• [Stored records]:
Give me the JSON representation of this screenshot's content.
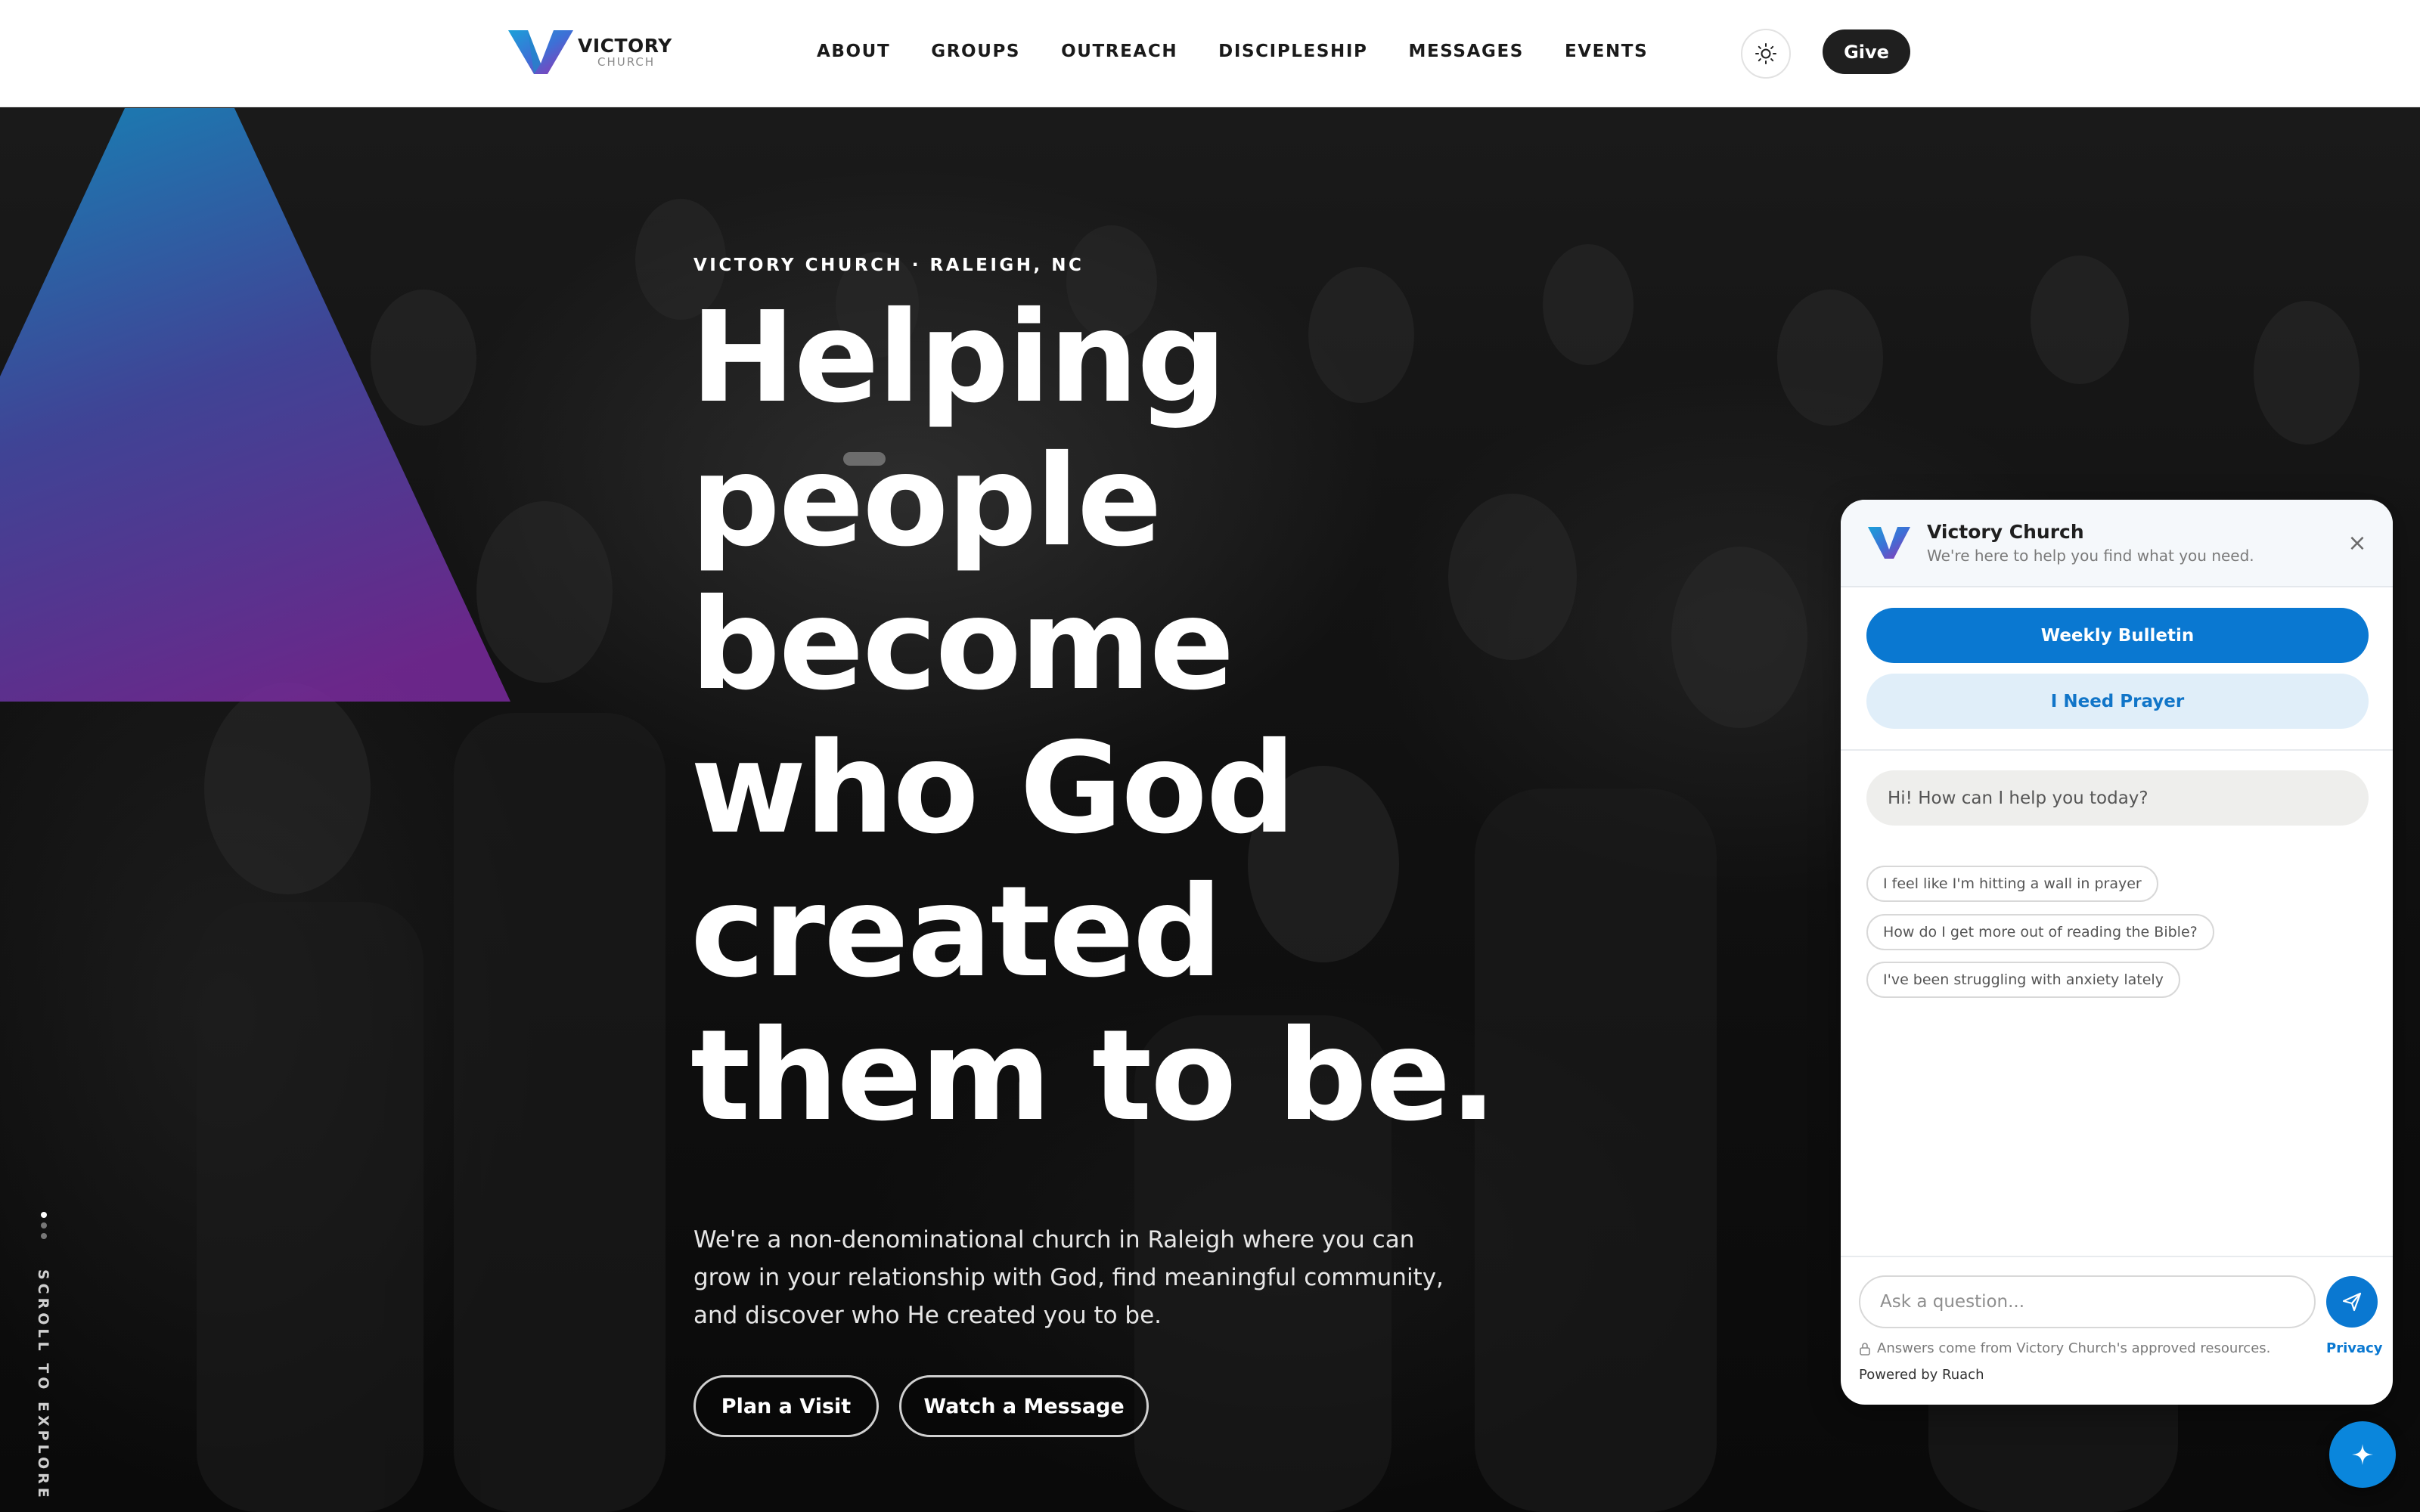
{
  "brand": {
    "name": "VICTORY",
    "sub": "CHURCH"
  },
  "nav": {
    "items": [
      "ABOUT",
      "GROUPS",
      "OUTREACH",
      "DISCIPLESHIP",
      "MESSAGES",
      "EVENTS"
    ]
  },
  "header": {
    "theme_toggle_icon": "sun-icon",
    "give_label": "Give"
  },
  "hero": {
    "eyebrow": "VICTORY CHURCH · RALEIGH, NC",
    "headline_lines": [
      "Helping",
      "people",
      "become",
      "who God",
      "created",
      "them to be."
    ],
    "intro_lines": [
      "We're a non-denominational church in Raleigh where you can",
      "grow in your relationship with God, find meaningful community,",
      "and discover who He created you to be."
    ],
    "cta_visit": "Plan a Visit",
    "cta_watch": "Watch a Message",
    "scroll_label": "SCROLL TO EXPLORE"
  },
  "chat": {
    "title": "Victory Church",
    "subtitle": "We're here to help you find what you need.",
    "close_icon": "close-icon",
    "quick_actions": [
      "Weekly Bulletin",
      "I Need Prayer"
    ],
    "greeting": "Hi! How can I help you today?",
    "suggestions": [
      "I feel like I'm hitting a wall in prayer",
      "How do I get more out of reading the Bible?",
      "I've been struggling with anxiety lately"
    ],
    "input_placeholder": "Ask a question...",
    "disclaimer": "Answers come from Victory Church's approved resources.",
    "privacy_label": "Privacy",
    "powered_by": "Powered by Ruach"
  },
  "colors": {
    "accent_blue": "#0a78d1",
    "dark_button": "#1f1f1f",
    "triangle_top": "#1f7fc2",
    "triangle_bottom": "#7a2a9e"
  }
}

==

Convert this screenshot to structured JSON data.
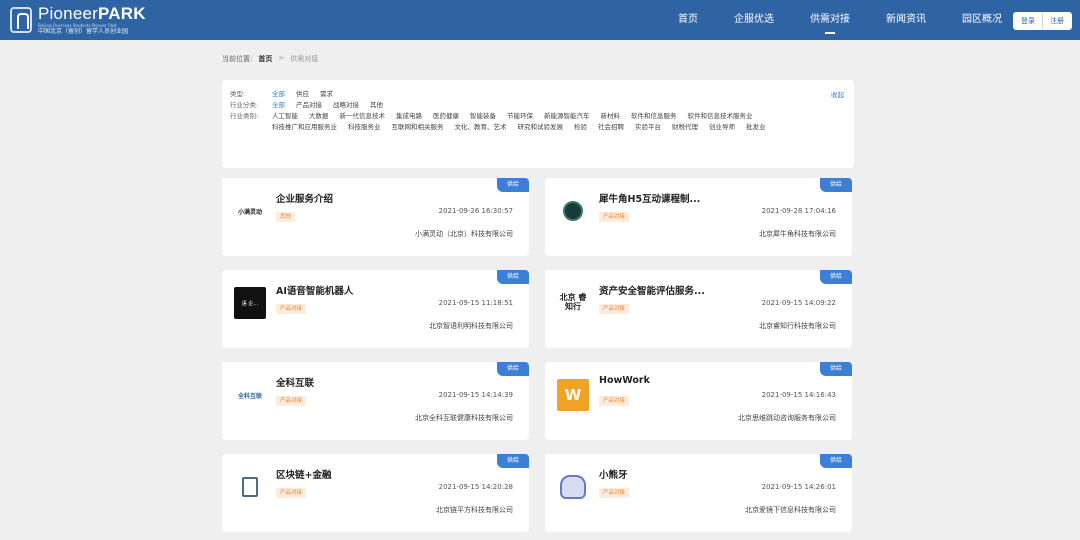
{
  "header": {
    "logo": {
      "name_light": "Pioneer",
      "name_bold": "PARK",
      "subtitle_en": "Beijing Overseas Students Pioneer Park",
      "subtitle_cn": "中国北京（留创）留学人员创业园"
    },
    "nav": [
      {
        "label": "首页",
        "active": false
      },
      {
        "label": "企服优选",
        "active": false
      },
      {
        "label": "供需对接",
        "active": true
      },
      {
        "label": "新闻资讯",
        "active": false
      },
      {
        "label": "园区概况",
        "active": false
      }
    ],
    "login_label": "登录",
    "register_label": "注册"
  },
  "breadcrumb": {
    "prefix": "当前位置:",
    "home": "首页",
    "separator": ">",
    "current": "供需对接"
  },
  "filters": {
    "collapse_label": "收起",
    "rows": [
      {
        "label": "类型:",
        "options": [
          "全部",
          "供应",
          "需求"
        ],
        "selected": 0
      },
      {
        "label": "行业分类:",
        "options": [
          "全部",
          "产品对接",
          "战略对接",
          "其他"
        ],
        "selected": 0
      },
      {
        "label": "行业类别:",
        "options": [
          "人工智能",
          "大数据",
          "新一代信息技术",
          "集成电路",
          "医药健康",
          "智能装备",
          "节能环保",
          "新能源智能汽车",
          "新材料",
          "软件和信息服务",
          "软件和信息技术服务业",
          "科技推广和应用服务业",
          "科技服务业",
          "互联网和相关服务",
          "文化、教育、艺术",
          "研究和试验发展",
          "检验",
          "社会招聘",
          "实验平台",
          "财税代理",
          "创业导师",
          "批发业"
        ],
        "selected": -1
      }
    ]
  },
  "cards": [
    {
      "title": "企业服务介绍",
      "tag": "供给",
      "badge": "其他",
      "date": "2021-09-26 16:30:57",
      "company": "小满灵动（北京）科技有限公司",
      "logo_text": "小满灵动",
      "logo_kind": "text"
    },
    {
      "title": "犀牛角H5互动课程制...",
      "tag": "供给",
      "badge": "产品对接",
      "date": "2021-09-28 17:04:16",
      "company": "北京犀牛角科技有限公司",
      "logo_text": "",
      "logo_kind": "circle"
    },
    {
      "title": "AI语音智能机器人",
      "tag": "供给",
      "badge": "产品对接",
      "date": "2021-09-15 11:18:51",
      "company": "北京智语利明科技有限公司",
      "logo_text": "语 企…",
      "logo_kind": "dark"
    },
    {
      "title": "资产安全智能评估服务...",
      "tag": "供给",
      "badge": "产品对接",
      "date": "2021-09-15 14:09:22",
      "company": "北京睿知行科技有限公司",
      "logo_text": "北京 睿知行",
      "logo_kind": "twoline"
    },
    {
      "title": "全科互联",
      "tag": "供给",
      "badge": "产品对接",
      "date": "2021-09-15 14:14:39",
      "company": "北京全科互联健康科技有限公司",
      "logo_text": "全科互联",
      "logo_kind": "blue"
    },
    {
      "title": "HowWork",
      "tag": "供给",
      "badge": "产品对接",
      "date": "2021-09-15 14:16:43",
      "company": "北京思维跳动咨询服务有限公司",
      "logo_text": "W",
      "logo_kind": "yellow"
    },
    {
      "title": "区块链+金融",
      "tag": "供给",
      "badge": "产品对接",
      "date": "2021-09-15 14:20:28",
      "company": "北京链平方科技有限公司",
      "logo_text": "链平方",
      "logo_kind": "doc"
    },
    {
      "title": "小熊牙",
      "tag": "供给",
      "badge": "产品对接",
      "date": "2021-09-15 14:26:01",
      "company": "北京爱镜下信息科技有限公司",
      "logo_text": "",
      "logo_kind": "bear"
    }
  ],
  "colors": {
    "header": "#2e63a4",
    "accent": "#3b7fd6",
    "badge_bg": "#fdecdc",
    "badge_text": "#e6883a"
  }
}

• [What is required]: Among the entries above, how many lines hold the string "Give"? Respond with nothing but the number.

• [Exercise response]: 2